EXERCISE GOAL:
Copy each line where the word "interno" occurs.

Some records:
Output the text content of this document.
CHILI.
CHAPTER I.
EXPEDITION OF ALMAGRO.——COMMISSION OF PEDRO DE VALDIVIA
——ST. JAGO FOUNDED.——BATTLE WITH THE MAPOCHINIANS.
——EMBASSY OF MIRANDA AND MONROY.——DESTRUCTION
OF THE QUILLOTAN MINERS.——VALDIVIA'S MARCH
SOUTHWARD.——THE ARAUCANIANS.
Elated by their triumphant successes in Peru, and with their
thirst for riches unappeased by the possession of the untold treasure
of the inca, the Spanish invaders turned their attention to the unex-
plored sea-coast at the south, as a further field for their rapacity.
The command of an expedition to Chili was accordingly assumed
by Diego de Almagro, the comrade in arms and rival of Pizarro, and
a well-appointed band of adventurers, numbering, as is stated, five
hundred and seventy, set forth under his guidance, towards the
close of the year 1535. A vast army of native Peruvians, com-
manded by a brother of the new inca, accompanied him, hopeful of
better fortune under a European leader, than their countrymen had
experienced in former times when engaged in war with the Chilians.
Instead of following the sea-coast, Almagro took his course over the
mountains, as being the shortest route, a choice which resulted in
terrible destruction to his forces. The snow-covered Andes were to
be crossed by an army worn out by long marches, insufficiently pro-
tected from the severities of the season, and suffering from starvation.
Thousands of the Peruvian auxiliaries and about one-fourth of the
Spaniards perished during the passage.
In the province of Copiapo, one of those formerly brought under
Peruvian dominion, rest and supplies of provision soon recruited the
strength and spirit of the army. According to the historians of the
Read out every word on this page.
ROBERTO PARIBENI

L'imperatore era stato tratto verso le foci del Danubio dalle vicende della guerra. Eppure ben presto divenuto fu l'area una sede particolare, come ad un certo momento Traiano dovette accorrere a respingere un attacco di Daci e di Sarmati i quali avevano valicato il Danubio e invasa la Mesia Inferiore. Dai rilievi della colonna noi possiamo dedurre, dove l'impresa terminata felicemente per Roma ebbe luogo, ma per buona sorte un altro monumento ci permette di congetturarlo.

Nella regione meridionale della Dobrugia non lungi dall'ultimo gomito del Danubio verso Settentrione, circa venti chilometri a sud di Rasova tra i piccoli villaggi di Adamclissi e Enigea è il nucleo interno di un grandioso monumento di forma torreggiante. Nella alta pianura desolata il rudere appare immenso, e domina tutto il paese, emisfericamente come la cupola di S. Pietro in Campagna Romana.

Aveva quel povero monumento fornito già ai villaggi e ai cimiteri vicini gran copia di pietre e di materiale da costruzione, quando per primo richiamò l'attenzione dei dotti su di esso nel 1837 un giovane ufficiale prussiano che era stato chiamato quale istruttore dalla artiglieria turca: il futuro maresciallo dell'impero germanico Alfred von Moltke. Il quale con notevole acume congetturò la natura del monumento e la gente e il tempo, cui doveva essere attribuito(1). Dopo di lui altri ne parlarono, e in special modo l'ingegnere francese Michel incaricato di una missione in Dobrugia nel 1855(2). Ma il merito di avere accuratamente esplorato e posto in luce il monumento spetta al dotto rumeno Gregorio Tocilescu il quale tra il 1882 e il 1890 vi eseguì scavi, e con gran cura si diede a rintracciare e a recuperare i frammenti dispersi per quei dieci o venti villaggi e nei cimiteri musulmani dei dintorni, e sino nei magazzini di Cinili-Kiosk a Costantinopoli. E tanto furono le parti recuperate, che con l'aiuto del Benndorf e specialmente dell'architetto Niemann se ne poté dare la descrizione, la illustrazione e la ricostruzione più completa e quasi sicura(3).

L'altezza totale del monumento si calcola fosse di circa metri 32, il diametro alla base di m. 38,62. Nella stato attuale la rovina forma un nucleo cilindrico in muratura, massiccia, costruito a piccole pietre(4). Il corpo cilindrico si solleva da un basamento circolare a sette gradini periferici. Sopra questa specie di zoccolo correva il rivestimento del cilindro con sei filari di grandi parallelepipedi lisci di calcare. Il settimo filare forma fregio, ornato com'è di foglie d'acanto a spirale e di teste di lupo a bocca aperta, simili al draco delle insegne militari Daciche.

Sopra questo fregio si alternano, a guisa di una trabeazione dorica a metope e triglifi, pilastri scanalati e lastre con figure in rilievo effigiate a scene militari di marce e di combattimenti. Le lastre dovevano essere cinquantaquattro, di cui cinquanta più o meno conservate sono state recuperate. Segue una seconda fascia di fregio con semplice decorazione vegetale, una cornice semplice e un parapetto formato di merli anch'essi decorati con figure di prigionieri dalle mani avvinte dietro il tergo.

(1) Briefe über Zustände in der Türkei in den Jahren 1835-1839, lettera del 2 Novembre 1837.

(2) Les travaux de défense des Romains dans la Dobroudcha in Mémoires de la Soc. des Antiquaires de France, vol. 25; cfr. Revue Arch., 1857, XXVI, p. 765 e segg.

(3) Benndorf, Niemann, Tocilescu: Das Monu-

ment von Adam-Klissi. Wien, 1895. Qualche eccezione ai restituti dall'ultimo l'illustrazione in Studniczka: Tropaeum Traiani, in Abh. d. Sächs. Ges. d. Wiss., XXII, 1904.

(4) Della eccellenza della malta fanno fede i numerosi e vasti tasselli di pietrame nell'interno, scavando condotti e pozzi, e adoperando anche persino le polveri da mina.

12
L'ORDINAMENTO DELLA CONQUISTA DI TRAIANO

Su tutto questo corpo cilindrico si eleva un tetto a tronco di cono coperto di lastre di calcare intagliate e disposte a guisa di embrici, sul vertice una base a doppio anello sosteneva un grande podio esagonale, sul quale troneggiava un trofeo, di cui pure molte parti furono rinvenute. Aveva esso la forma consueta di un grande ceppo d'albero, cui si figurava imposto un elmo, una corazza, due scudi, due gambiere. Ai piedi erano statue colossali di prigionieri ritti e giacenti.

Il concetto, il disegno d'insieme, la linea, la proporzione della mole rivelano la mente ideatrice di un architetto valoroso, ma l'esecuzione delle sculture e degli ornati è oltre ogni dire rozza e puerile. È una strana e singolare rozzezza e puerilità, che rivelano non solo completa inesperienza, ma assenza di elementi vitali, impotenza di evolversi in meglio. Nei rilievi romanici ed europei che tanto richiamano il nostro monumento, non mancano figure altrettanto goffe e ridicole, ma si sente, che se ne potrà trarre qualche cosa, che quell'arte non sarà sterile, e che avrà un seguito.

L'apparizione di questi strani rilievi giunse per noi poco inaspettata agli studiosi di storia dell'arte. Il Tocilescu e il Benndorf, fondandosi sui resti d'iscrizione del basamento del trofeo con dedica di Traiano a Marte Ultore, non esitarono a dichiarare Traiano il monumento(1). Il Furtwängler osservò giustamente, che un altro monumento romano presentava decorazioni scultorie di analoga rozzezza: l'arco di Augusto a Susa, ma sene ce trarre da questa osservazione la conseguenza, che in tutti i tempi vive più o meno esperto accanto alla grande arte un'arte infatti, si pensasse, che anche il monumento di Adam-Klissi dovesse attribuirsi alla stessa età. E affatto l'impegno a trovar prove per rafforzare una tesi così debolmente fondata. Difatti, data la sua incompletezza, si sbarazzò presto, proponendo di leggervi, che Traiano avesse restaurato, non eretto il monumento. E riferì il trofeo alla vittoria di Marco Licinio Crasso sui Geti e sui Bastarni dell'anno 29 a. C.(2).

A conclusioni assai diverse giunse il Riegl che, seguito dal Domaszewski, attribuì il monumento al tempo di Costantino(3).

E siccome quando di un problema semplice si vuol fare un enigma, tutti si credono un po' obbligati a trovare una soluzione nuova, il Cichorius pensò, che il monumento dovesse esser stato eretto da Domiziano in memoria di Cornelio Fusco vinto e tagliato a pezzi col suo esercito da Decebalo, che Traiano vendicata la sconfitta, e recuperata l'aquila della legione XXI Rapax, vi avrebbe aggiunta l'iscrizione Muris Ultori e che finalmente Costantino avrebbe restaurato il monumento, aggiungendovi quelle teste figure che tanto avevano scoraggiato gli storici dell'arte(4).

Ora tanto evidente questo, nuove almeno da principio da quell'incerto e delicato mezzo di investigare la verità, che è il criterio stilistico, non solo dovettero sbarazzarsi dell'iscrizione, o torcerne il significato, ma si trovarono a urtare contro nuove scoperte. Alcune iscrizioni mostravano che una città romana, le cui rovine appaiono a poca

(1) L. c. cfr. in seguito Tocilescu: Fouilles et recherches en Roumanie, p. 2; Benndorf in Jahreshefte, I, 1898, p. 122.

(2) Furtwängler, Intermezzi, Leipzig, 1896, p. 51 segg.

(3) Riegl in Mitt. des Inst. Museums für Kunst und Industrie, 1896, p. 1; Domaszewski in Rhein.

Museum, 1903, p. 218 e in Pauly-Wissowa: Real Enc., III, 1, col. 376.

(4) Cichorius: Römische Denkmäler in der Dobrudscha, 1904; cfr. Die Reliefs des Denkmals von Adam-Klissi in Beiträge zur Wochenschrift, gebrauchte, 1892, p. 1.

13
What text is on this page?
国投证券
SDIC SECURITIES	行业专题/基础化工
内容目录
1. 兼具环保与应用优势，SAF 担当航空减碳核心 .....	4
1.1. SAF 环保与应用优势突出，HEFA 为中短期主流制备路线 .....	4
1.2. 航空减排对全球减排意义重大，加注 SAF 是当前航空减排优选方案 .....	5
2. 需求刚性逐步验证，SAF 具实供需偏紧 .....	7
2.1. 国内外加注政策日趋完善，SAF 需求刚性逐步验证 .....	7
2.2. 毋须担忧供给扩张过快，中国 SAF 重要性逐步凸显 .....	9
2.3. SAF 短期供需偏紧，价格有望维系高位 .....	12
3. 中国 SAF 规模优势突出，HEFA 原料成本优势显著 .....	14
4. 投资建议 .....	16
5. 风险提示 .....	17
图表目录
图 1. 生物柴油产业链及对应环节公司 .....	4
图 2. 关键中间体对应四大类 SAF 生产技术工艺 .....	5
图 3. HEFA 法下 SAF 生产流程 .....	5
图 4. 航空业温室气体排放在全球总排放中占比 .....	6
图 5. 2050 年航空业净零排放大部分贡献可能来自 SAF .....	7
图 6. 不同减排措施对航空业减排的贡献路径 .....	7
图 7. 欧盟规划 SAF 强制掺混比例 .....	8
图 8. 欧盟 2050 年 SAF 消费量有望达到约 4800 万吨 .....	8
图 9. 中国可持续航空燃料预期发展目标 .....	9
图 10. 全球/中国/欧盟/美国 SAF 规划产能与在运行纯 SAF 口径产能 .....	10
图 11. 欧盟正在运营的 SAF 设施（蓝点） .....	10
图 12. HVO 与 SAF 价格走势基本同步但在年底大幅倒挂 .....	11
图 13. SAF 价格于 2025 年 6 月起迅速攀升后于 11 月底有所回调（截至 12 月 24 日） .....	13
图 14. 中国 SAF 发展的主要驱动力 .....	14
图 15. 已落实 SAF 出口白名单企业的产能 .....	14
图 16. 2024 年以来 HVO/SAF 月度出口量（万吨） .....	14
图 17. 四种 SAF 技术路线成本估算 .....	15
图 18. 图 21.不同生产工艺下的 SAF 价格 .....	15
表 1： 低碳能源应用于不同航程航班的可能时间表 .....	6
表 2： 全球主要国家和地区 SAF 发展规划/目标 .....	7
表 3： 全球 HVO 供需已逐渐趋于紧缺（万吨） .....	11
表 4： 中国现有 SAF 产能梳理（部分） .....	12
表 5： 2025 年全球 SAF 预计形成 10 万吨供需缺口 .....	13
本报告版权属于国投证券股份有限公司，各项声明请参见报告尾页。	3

SOLUTION TO THE EXERCISE:
Nella regione meridionale della Dobrugia non lungi dall'ultimo gomito del Danubio verso Settentrione, circa venti chilometri a sud di Rasova tra i piccoli villaggi di Adamclissi e Enigea è il nucleo interno di un grandioso monumento di forma torreggiante. Nella alta pianura desolata il rudere appare immenso, e domina tutto il paese, emisfericamente come la cupola di S. Pietro in Campagna Romana.
(4) Della eccellenza della malta fanno fede i numerosi e vasti tasselli di pietrame nell'interno, scavando condotti e pozzi, e adoperando anche persino le polveri da mina.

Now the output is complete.